Exercise aim -> Every line that holds the string "egyéni" is to be identified and copied.

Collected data

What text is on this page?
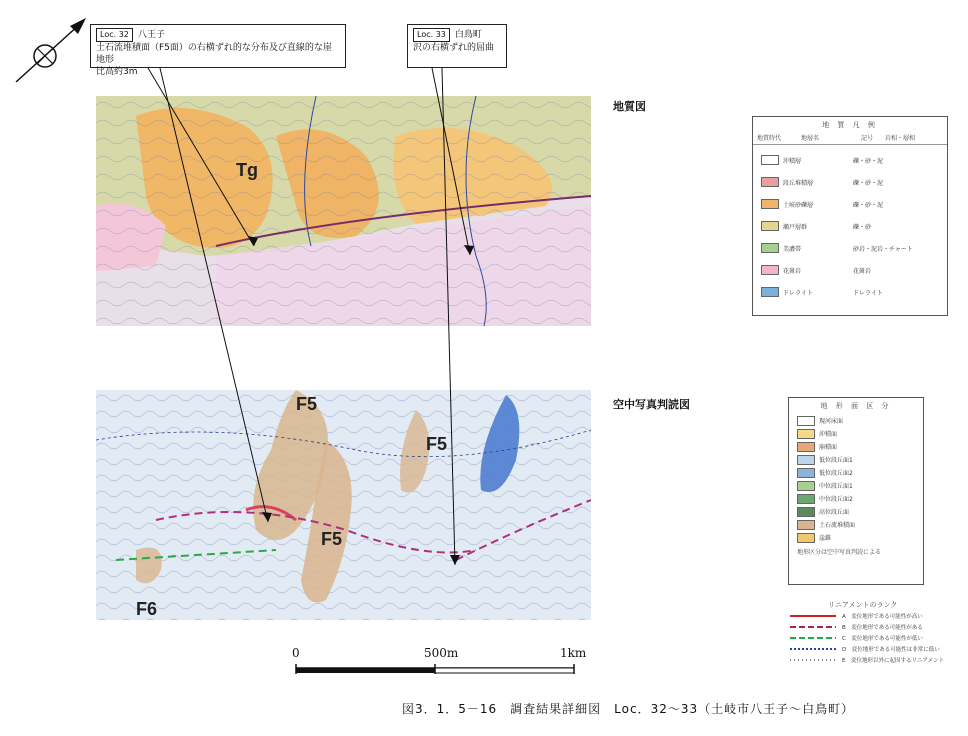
Loc. 32 八王子
土石流堆積面（F5面）の右横ずれ的な分布及び直線的な崖地形
比高約3m
Loc. 33 白鳥町
沢の右横ずれ的屈曲
Tg
F5
F5
F5
F6
地質図
空中写真判読図
地 質 凡 例
地質時代	地層名	記号	岩相・層相
沖積層	礫・砂・泥
段丘堆積層	礫・砂・泥
土岐砂礫層	礫・砂・泥
瀬戸層群	礫・砂
美濃帯	砂岩・泥岩・チャート
花崗岩	花崗岩
ドレライト	ドレライト
地 形 面 区 分
現河床面
沖積面
崩積面
低位段丘面1
低位段丘面2
中位段丘面1
中位段丘面2
高位段丘面
土石流堆積面
崖錐
地形区分は空中写真判読による
リニアメントのランク
A　変位地形である可能性が高い
B　変位地形である可能性がある
C　変位地形である可能性が低い
D　変位地形である可能性は非常に低い
E　変位地形以外に起因するリニアメント
0	500m	1km
図3．1．5－16　調査結果詳細図　Loc．32～33（土岐市八王子～白鳥町）
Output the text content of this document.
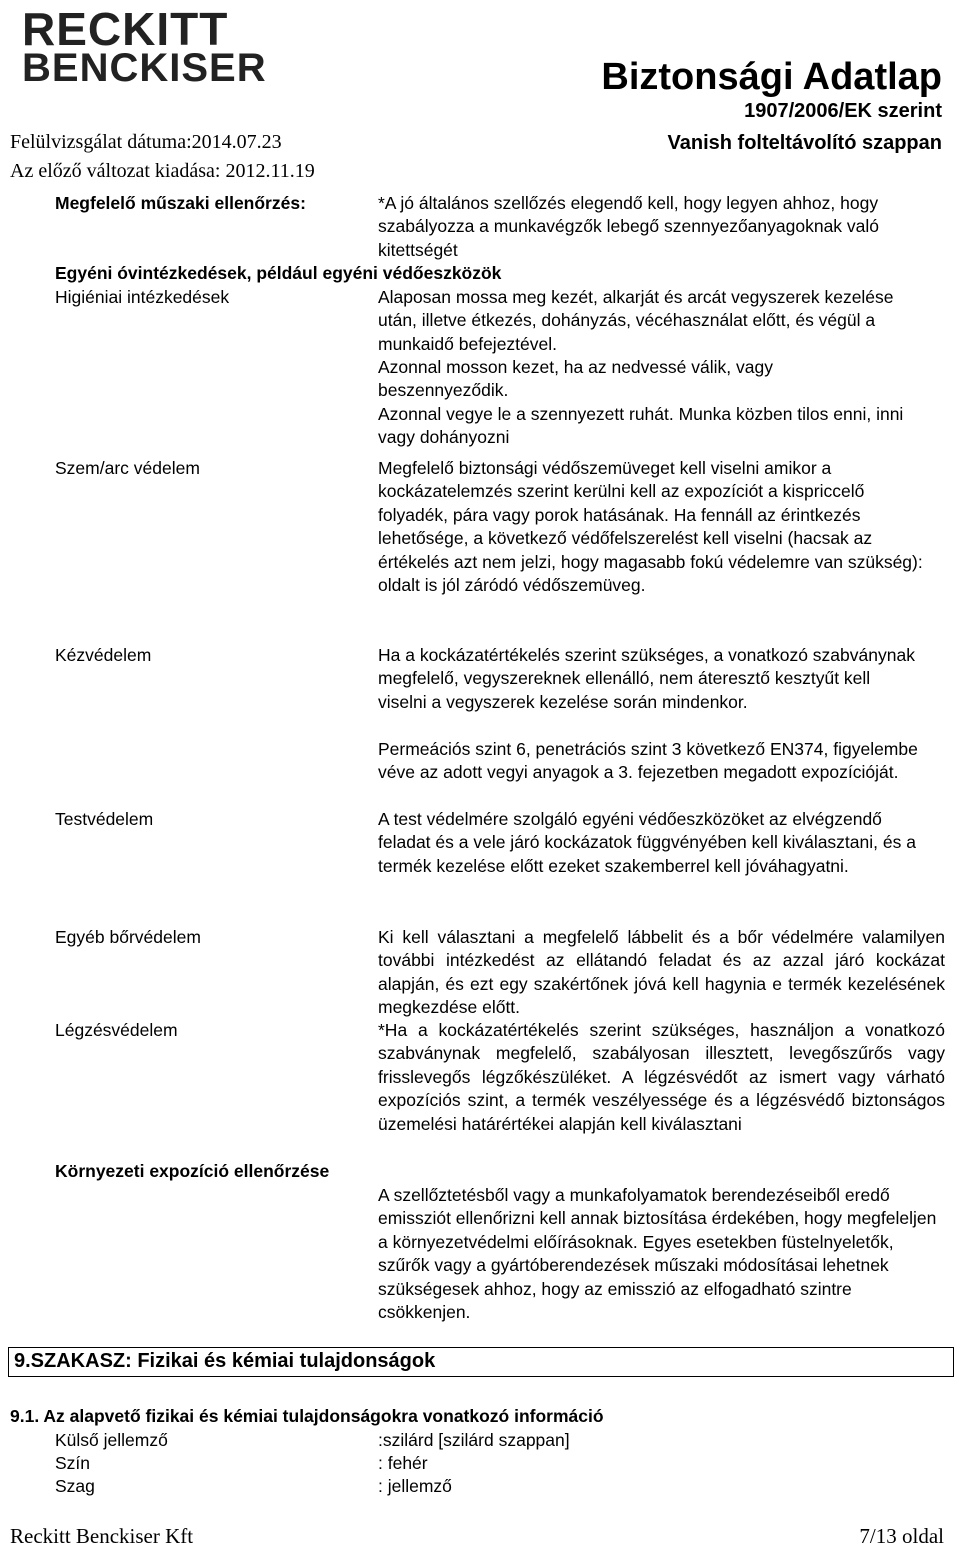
RECKITT
BENCKISER	Biztonsági Adatlap
1907/2006/EK szerint
Vanish folteltávolító szappan
Felülvizsgálat dátuma:2014.07.23
Az előző változat kiadása: 2012.11.19
Megfelelő műszaki ellenőrzés:	*A jó általános szellőzés elegendő kell, hogy legyen ahhoz, hogy szabályozza a munkavégzők lebegő szennyezőanyagoknak való kitettségét
Egyéni óvintézkedések, például egyéni védőeszközök
Higiéniai intézkedések	Alaposan mossa meg kezét, alkarját és arcát vegyszerek kezelése után, illetve étkezés, dohányzás, vécéhasználat előtt, és végül a munkaidő befejeztével.
Azonnal mosson kezet, ha az nedvessé válik, vagy beszennyeződik.
Azonnal vegye le a szennyezett ruhát. Munka közben tilos enni, inni vagy dohányozni
Szem/arc védelem	Megfelelő biztonsági védőszemüveget kell viselni amikor a kockázatelemzés szerint kerülni kell az expozíciót a kispriccelő folyadék, pára vagy porok hatásának. Ha fennáll az érintkezés lehetősége, a következő védőfelszerelést kell viselni (hacsak az értékelés azt nem jelzi, hogy magasabb fokú védelemre van szükség): oldalt is jól záródó védőszemüveg.
Kézvédelem	Ha a kockázatértékelés szerint szükséges, a vonatkozó szabványnak megfelelő, vegyszereknek ellenálló, nem áteresztő kesztyűt kell viselni a vegyszerek kezelése során mindenkor.
Permeációs szint 6, penetrációs szint 3 következő EN374, figyelembe véve az adott vegyi anyagok a 3. fejezetben megadott expozícióját.
Testvédelem	A test védelmére szolgáló egyéni védőeszközöket az elvégzendő feladat és a vele járó kockázatok függvényében kell kiválasztani, és a termék kezelése előtt ezeket szakemberrel kell jóváhagyatni.
Egyéb bőrvédelem	Ki kell választani a megfelelő lábbelit és a bőr védelmére valamilyen további intézkedést az ellátandó feladat és az azzal járó kockázat alapján, és ezt egy szakértőnek jóvá kell hagynia e termék kezelésének megkezdése előtt.
Légzésvédelem	*Ha a kockázatértékelés szerint szükséges, használjon a vonatkozó szabványnak megfelelő, szabályosan illesztett, levegőszűrős vagy frisslevegős légzőkészüléket. A légzésvédőt az ismert vagy várható expozíciós szint, a termék veszélyessége és a légzésvédő biztonságos üzemelési határértékei alapján kell kiválasztani
Környezeti expozíció ellenőrzése
A szellőztetésből vagy a munkafolyamatok berendezéseiből eredő emissziót ellenőrizni kell annak biztosítása érdekében, hogy megfeleljen a környezetvédelmi előírásoknak. Egyes esetekben füstelnyeletők, szűrők vagy a gyártóberendezések műszaki módosításai lehetnek szükségesek ahhoz, hogy az emisszió az elfogadható szintre csökkenjen.
9.SZAKASZ: Fizikai és kémiai tulajdonságok
9.1. Az alapvető fizikai és kémiai tulajdonságokra vonatkozó információ
Külső jellemző	:szilárd [szilárd szappan]
Szín	: fehér
Szag	: jellemző
Reckitt Benckiser Kft	7/13 oldal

Task output ->
Egyéni óvintézkedések, például egyéni védőeszközök
Testvédelem	A test védelmére szolgáló egyéni védőeszközöket az elvégzendő feladat és a vele járó kockázatok függvényében kell kiválasztani, és a termék kezelése előtt ezeket szakemberrel kell jóváhagyatni.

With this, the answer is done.